SET EXERCISE: Restate the data below word for word. Skip any images it contains.

Items listed in a dataset
□ □ □

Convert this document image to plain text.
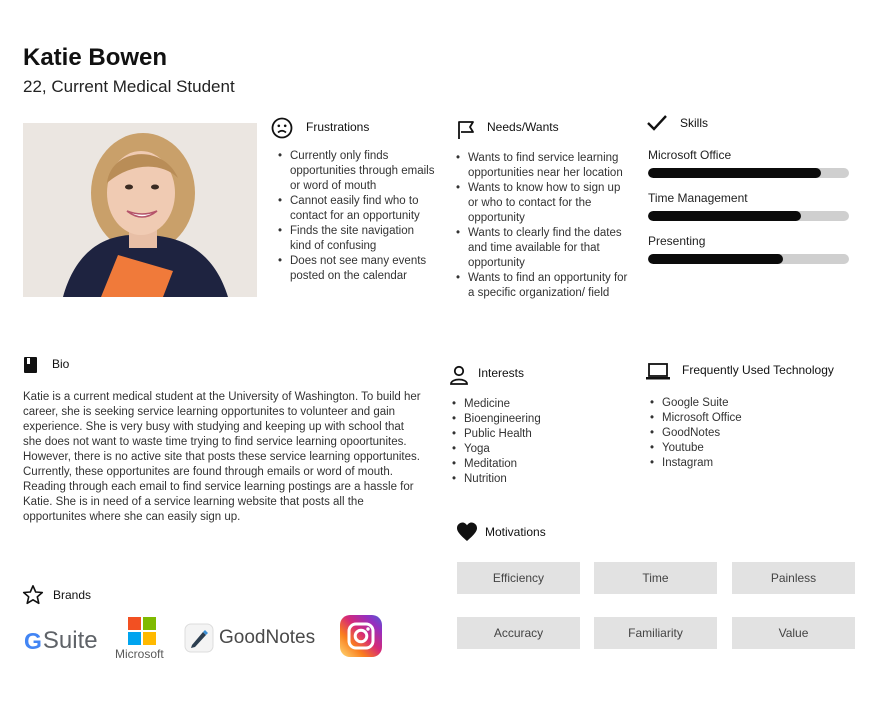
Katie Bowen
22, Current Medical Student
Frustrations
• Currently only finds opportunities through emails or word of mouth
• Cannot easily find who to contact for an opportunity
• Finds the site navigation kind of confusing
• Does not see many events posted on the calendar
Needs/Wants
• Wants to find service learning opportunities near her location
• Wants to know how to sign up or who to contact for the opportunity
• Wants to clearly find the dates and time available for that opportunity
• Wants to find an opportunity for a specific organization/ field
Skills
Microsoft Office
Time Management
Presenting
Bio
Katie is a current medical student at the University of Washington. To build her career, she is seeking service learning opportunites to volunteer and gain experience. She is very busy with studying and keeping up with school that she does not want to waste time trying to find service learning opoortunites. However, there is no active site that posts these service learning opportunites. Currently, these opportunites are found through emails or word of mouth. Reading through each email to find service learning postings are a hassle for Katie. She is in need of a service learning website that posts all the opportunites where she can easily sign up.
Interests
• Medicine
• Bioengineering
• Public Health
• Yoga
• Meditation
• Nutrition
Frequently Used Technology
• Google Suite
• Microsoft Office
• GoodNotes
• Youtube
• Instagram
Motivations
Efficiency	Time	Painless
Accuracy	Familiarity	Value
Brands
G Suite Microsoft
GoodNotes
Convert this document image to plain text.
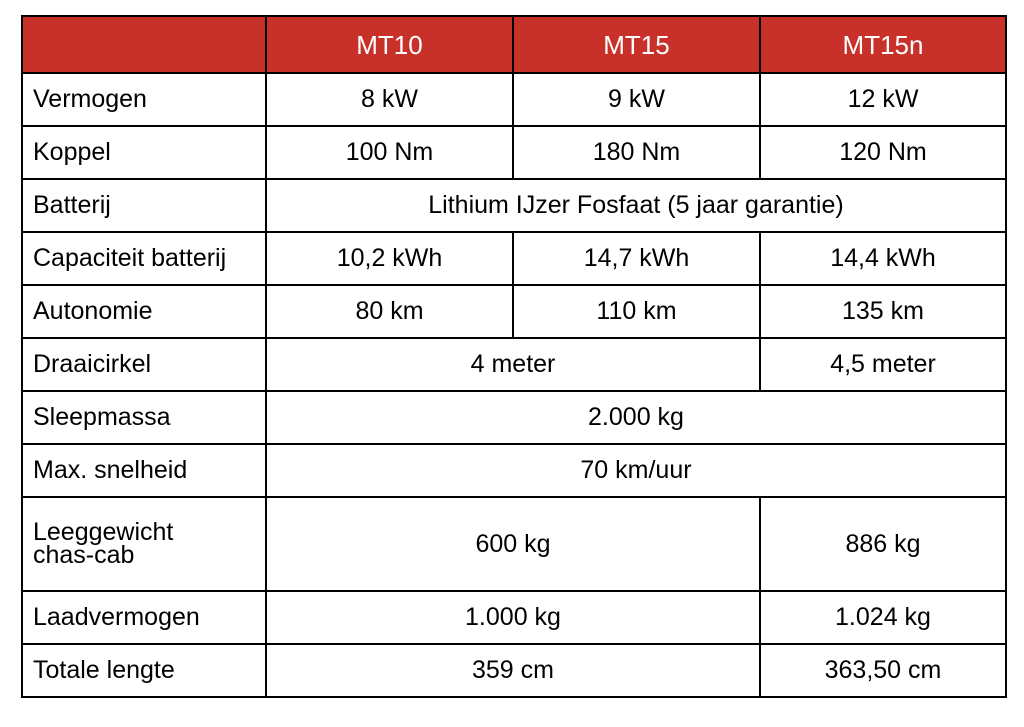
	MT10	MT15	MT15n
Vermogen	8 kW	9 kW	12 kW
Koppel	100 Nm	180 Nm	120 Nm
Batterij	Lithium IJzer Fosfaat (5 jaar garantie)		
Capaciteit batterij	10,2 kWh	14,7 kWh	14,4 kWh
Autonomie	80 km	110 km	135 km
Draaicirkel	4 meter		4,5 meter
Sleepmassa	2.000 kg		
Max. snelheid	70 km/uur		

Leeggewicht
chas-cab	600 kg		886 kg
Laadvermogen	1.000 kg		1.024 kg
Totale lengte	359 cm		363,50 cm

□ □ □

REPLY:
Convert this document image to plain text.
Katie Bowen
22, Current Medical Student
Frustrations
• Currently only finds opportunities through emails or word of mouth
• Cannot easily find who to contact for an opportunity
• Finds the site navigation kind of confusing
• Does not see many events posted on the calendar
Needs/Wants
• Wants to find service learning opportunities near her location
• Wants to know how to sign up or who to contact for the opportunity
• Wants to clearly find the dates and time available for that opportunity
• Wants to find an opportunity for a specific organization/ field
Skills
Microsoft Office
Time Management
Presenting
Bio
Katie is a current medical student at the University of Washington. To build her career, she is seeking service learning opportunites to volunteer and gain experience. She is very busy with studying and keeping up with school that she does not want to waste time trying to find service learning opoortunites. However, there is no active site that posts these service learning opportunites. Currently, these opportunites are found through emails or word of mouth. Reading through each email to find service learning postings are a hassle for Katie. She is in need of a service learning website that posts all the opportunites where she can easily sign up.
Interests
• Medicine
• Bioengineering
• Public Health
• Yoga
• Meditation
• Nutrition
Frequently Used Technology
• Google Suite
• Microsoft Office
• GoodNotes
• Youtube
• Instagram
Motivations
Efficiency	Time	Painless
Accuracy	Familiarity	Value
Brands
G Suite Microsoft
GoodNotes
Convert this document image to plain text.
	MT10	MT15	MT15n
Vermogen	8 kW	9 kW	12 kW
Koppel	100 Nm	180 Nm	120 Nm
Batterij	Lithium IJzer Fosfaat (5 jaar garantie)		
Capaciteit batterij	10,2 kWh	14,7 kWh	14,4 kWh
Autonomie	80 km	110 km	135 km
Draaicirkel	4 meter		4,5 meter
Sleepmassa	2.000 kg		
Max. snelheid	70 km/uur		

Leeggewicht
chas-cab	600 kg		886 kg
Laadvermogen	1.000 kg		1.024 kg
Totale lengte	359 cm		363,50 cm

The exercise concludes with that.